**YOUR GOAL**
Track down each line that has the word "Bereich" and copy it.
- - -
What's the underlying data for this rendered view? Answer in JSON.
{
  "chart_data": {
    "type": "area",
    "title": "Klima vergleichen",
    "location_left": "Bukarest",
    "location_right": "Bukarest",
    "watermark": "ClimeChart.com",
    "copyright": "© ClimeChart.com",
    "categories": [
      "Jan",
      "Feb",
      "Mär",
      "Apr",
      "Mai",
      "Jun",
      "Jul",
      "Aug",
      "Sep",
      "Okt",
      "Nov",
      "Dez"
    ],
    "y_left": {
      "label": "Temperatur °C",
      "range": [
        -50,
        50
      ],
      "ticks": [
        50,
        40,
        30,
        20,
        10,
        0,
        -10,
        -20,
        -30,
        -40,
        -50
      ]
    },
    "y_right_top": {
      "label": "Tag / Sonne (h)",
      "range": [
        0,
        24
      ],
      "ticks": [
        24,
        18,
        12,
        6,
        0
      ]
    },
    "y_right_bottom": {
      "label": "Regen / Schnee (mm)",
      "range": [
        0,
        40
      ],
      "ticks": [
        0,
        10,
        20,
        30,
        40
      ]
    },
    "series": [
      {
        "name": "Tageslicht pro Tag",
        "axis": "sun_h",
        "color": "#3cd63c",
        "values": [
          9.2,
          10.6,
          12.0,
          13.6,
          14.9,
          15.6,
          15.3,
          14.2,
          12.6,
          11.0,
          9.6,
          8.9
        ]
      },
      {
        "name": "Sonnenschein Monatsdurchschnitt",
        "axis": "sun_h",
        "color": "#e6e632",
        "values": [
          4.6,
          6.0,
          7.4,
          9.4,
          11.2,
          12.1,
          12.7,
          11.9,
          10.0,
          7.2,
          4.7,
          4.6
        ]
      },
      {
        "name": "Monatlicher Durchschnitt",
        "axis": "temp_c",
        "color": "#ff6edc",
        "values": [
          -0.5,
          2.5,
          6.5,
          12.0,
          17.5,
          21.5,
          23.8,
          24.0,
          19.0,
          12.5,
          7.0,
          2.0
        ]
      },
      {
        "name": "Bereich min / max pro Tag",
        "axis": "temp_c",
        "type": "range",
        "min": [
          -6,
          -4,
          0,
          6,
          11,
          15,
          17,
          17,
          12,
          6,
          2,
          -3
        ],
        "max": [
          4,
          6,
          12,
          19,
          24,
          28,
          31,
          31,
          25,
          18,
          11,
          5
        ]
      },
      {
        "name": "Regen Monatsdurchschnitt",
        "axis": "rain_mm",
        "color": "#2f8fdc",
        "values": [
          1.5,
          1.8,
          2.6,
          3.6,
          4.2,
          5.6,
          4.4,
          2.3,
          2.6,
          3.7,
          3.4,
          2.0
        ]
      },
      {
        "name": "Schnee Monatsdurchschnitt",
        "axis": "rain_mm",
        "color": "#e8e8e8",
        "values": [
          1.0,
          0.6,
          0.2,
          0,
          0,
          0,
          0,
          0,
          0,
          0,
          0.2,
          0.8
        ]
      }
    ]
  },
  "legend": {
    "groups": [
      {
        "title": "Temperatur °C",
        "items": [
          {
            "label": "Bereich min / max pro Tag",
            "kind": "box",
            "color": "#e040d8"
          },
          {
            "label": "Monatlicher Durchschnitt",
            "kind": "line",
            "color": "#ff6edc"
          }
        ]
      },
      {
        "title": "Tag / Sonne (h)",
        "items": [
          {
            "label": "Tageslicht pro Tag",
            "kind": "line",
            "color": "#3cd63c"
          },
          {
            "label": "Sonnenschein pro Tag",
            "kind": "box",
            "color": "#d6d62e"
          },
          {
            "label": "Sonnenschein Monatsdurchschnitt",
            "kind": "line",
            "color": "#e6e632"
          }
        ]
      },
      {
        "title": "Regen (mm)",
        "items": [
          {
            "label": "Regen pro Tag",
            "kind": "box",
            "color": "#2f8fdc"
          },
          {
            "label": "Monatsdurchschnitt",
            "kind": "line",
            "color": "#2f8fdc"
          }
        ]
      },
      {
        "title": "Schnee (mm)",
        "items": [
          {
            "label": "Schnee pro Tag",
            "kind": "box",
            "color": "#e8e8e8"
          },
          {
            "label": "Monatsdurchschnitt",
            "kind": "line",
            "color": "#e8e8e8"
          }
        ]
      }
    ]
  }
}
- - -
**WRITTEN ANSWER**
        "name": "Bereich min / max pro Tag",
            "label": "Bereich min / max pro Tag",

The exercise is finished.